───── DATA SECTION ─────
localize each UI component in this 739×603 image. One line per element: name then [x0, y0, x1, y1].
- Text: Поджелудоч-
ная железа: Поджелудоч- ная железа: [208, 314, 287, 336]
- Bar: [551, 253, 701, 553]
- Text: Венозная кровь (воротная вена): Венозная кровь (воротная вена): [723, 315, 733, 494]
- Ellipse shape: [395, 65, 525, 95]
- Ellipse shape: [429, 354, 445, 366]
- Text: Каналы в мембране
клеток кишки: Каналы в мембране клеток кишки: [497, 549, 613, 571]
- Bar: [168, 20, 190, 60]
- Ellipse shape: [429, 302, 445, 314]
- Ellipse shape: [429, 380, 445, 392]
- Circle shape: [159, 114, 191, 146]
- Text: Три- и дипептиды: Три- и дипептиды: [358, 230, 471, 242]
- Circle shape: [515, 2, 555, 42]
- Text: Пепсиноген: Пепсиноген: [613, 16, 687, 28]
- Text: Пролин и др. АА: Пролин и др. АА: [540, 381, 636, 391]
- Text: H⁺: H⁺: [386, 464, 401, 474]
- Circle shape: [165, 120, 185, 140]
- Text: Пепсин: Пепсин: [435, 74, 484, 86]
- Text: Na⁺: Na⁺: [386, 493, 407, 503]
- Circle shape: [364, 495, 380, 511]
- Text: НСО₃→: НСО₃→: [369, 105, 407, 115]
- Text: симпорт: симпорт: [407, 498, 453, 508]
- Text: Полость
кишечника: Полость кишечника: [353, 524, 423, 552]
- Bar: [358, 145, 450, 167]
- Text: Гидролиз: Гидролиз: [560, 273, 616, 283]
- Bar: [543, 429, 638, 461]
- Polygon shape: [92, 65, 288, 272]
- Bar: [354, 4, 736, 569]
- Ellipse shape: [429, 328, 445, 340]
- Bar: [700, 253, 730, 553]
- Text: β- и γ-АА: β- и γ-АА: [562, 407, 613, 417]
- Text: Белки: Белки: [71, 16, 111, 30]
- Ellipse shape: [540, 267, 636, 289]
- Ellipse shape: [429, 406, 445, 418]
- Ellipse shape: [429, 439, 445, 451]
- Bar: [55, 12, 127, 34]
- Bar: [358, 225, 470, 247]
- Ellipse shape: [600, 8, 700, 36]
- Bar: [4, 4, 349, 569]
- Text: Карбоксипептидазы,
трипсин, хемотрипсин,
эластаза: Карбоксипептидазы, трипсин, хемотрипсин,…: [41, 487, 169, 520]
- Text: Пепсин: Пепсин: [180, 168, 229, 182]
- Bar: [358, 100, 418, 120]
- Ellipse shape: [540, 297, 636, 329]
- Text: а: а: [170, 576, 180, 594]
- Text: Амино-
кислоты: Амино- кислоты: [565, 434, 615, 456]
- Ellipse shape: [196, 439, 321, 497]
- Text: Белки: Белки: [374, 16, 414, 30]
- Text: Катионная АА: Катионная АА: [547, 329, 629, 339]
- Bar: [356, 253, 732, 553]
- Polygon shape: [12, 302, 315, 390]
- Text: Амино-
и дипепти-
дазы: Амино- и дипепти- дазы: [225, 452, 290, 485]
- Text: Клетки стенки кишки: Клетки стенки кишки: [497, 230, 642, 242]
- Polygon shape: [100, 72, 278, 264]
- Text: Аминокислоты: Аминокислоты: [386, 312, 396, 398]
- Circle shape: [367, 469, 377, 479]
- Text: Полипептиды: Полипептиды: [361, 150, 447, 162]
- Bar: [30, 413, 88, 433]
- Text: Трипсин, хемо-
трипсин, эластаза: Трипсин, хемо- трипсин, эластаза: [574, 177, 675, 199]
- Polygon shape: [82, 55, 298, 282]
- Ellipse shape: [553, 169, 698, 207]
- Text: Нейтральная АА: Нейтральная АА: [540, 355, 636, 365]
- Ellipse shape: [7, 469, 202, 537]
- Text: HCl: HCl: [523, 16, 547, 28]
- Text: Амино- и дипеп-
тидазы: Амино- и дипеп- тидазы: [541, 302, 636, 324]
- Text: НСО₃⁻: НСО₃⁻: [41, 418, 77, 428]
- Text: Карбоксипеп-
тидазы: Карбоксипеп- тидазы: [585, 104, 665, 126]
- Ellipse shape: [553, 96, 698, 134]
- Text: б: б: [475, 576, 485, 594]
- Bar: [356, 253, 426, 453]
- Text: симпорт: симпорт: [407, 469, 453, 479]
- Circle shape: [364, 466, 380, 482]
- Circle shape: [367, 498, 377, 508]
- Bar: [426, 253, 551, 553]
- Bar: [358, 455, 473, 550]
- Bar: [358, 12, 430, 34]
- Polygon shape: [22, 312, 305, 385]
─────
- _YOUR INSTRUCTIONS_
Reproduce the records above verbatim, line for line, changing no character.

- _RESPONSE TO THE TASK_
localize each UI component in this 739×603 image. One line per element: name then [x0, y0, x1, y1].
- Text: Поджелудоч-
ная железа: Поджелудоч- ная железа: [208, 314, 287, 336]
- Bar: [551, 253, 701, 553]
- Text: Венозная кровь (воротная вена): Венозная кровь (воротная вена): [723, 315, 733, 494]
- Ellipse shape: [395, 65, 525, 95]
- Ellipse shape: [429, 354, 445, 366]
- Text: Каналы в мембране
клеток кишки: Каналы в мембране клеток кишки: [497, 549, 613, 571]
- Bar: [168, 20, 190, 60]
- Ellipse shape: [429, 302, 445, 314]
- Ellipse shape: [429, 380, 445, 392]
- Circle shape: [159, 114, 191, 146]
- Text: Три- и дипептиды: Три- и дипептиды: [358, 230, 471, 242]
- Circle shape: [515, 2, 555, 42]
- Text: Пепсиноген: Пепсиноген: [613, 16, 687, 28]
- Text: Пролин и др. АА: Пролин и др. АА: [540, 381, 636, 391]
- Text: H⁺: H⁺: [386, 464, 401, 474]
- Circle shape: [165, 120, 185, 140]
- Text: Пепсин: Пепсин: [435, 74, 484, 86]
- Text: Na⁺: Na⁺: [386, 493, 407, 503]
- Circle shape: [364, 495, 380, 511]
- Text: НСО₃→: НСО₃→: [369, 105, 407, 115]
- Text: симпорт: симпорт: [407, 498, 453, 508]
- Text: Полость
кишечника: Полость кишечника: [353, 524, 423, 552]
- Bar: [358, 145, 450, 167]
- Text: Гидролиз: Гидролиз: [560, 273, 616, 283]
- Bar: [543, 429, 638, 461]
- Polygon shape: [92, 65, 288, 272]
- Bar: [354, 4, 736, 569]
- Ellipse shape: [429, 328, 445, 340]
- Bar: [700, 253, 730, 553]
- Text: β- и γ-АА: β- и γ-АА: [562, 407, 613, 417]
- Text: Белки: Белки: [71, 16, 111, 30]
- Ellipse shape: [540, 267, 636, 289]
- Ellipse shape: [429, 406, 445, 418]
- Ellipse shape: [429, 439, 445, 451]
- Bar: [55, 12, 127, 34]
- Bar: [358, 225, 470, 247]
- Ellipse shape: [600, 8, 700, 36]
- Bar: [4, 4, 349, 569]
- Text: Карбоксипептидазы,
трипсин, хемотрипсин,
эластаза: Карбоксипептидазы, трипсин, хемотрипсин,…: [41, 487, 169, 520]
- Text: Пепсин: Пепсин: [180, 168, 229, 182]
- Bar: [358, 100, 418, 120]
- Ellipse shape: [540, 297, 636, 329]
- Text: а: а: [170, 576, 180, 594]
- Text: Амино-
кислоты: Амино- кислоты: [565, 434, 615, 456]
- Ellipse shape: [196, 439, 321, 497]
- Text: Белки: Белки: [374, 16, 414, 30]
- Text: Катионная АА: Катионная АА: [547, 329, 629, 339]
- Bar: [356, 253, 732, 553]
- Polygon shape: [12, 302, 315, 390]
- Text: Амино-
и дипепти-
дазы: Амино- и дипепти- дазы: [225, 452, 290, 485]
- Text: Клетки стенки кишки: Клетки стенки кишки: [497, 230, 642, 242]
- Polygon shape: [100, 72, 278, 264]
- Text: Аминокислоты: Аминокислоты: [386, 312, 396, 398]
- Circle shape: [367, 469, 377, 479]
- Text: Полипептиды: Полипептиды: [361, 150, 447, 162]
- Bar: [30, 413, 88, 433]
- Text: Трипсин, хемо-
трипсин, эластаза: Трипсин, хемо- трипсин, эластаза: [574, 177, 675, 199]
- Polygon shape: [82, 55, 298, 282]
- Ellipse shape: [553, 169, 698, 207]
- Text: Нейтральная АА: Нейтральная АА: [540, 355, 636, 365]
- Ellipse shape: [7, 469, 202, 537]
- Text: HCl: HCl: [523, 16, 547, 28]
- Text: Амино- и дипеп-
тидазы: Амино- и дипеп- тидазы: [541, 302, 636, 324]
- Text: НСО₃⁻: НСО₃⁻: [41, 418, 77, 428]
- Text: Карбоксипеп-
тидазы: Карбоксипеп- тидазы: [585, 104, 665, 126]
- Ellipse shape: [553, 96, 698, 134]
- Text: б: б: [475, 576, 485, 594]
- Bar: [356, 253, 426, 453]
- Text: симпорт: симпорт: [407, 469, 453, 479]
- Circle shape: [364, 466, 380, 482]
- Circle shape: [367, 498, 377, 508]
- Bar: [426, 253, 551, 553]
- Bar: [358, 455, 473, 550]
- Bar: [358, 12, 430, 34]
- Polygon shape: [22, 312, 305, 385]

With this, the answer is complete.